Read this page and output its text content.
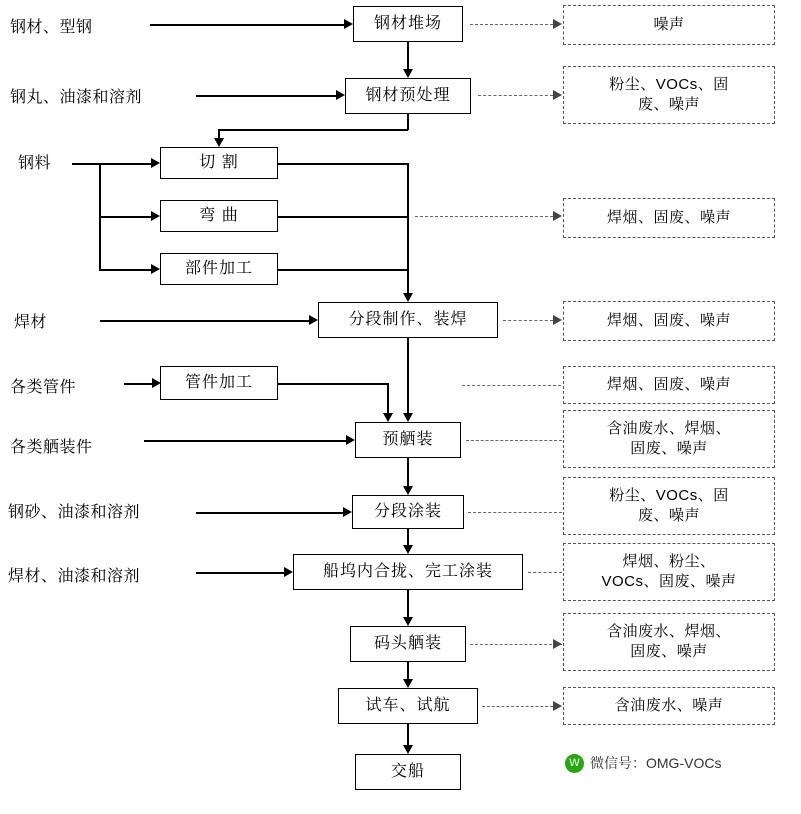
钢材、型钢
钢丸、油漆和溶剂
钢料
焊材
各类管件
各类舾装件
钢砂、油漆和溶剂
焊材、油漆和溶剂
钢材堆场
钢材预处理
切 割
弯 曲
部件加工
分段制作、装焊
管件加工
预舾装
分段涂装
船坞内合拢、完工涂装
码头舾装
试车、试航
交船
噪声
粉尘、VOCs、固
废、噪声
焊烟、固废、噪声
焊烟、固废、噪声
焊烟、固废、噪声
含油废水、焊烟、
固废、噪声
粉尘、VOCs、固
废、噪声
焊烟、粉尘、
VOCs、固废、噪声
含油废水、焊烟、
固废、噪声
含油废水、噪声
W 微信号：OMG-VOCs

Written exercise: Return the material exactly as given, apart from the pictures.

Task result:
Read this page and output its text content.
钢材、型钢
钢丸、油漆和溶剂
钢料
焊材
各类管件
各类舾装件
钢砂、油漆和溶剂
焊材、油漆和溶剂
钢材堆场
钢材预处理
切 割
弯 曲
部件加工
分段制作、装焊
管件加工
预舾装
分段涂装
船坞内合拢、完工涂装
码头舾装
试车、试航
交船
噪声
粉尘、VOCs、固
废、噪声
焊烟、固废、噪声
焊烟、固废、噪声
焊烟、固废、噪声
含油废水、焊烟、
固废、噪声
粉尘、VOCs、固
废、噪声
焊烟、粉尘、
VOCs、固废、噪声
含油废水、焊烟、
固废、噪声
含油废水、噪声
W 微信号：OMG-VOCs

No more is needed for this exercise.